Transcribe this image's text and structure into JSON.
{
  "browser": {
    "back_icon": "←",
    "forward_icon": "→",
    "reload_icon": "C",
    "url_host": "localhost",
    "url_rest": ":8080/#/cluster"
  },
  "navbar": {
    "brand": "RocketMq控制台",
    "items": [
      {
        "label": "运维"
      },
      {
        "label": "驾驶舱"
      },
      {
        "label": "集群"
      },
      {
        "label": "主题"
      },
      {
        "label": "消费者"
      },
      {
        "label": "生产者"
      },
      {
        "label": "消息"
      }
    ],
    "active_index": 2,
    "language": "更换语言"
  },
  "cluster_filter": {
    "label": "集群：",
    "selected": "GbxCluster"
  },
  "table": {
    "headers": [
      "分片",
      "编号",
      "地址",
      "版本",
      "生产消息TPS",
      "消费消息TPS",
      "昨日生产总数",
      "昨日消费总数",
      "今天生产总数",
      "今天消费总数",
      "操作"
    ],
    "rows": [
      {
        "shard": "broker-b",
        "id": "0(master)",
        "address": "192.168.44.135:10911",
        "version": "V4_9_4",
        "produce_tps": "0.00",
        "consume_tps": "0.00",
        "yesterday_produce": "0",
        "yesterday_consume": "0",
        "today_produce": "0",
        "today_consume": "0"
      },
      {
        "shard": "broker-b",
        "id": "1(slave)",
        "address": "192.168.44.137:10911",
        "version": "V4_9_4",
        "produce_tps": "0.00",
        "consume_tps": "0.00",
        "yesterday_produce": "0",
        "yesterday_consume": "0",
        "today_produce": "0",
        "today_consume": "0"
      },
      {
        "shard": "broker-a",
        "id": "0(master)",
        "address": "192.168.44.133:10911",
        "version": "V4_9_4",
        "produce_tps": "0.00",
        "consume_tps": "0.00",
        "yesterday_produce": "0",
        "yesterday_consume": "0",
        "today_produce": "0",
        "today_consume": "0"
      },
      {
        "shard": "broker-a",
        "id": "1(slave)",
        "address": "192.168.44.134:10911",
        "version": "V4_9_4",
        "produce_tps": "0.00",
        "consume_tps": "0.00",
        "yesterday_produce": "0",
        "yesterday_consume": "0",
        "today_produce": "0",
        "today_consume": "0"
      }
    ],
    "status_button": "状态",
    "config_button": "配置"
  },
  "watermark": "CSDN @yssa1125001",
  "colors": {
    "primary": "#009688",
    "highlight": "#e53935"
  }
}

────────

Prompt: Every record above should be copied exactly.

Output for this task:
Transcribe this image's text and structure into JSON.
{
  "browser": {
    "back_icon": "←",
    "forward_icon": "→",
    "reload_icon": "C",
    "url_host": "localhost",
    "url_rest": ":8080/#/cluster"
  },
  "navbar": {
    "brand": "RocketMq控制台",
    "items": [
      {
        "label": "运维"
      },
      {
        "label": "驾驶舱"
      },
      {
        "label": "集群"
      },
      {
        "label": "主题"
      },
      {
        "label": "消费者"
      },
      {
        "label": "生产者"
      },
      {
        "label": "消息"
      }
    ],
    "active_index": 2,
    "language": "更换语言"
  },
  "cluster_filter": {
    "label": "集群：",
    "selected": "GbxCluster"
  },
  "table": {
    "headers": [
      "分片",
      "编号",
      "地址",
      "版本",
      "生产消息TPS",
      "消费消息TPS",
      "昨日生产总数",
      "昨日消费总数",
      "今天生产总数",
      "今天消费总数",
      "操作"
    ],
    "rows": [
      {
        "shard": "broker-b",
        "id": "0(master)",
        "address": "192.168.44.135:10911",
        "version": "V4_9_4",
        "produce_tps": "0.00",
        "consume_tps": "0.00",
        "yesterday_produce": "0",
        "yesterday_consume": "0",
        "today_produce": "0",
        "today_consume": "0"
      },
      {
        "shard": "broker-b",
        "id": "1(slave)",
        "address": "192.168.44.137:10911",
        "version": "V4_9_4",
        "produce_tps": "0.00",
        "consume_tps": "0.00",
        "yesterday_produce": "0",
        "yesterday_consume": "0",
        "today_produce": "0",
        "today_consume": "0"
      },
      {
        "shard": "broker-a",
        "id": "0(master)",
        "address": "192.168.44.133:10911",
        "version": "V4_9_4",
        "produce_tps": "0.00",
        "consume_tps": "0.00",
        "yesterday_produce": "0",
        "yesterday_consume": "0",
        "today_produce": "0",
        "today_consume": "0"
      },
      {
        "shard": "broker-a",
        "id": "1(slave)",
        "address": "192.168.44.134:10911",
        "version": "V4_9_4",
        "produce_tps": "0.00",
        "consume_tps": "0.00",
        "yesterday_produce": "0",
        "yesterday_consume": "0",
        "today_produce": "0",
        "today_consume": "0"
      }
    ],
    "status_button": "状态",
    "config_button": "配置"
  },
  "watermark": "CSDN @yssa1125001",
  "colors": {
    "primary": "#009688",
    "highlight": "#e53935"
  }
}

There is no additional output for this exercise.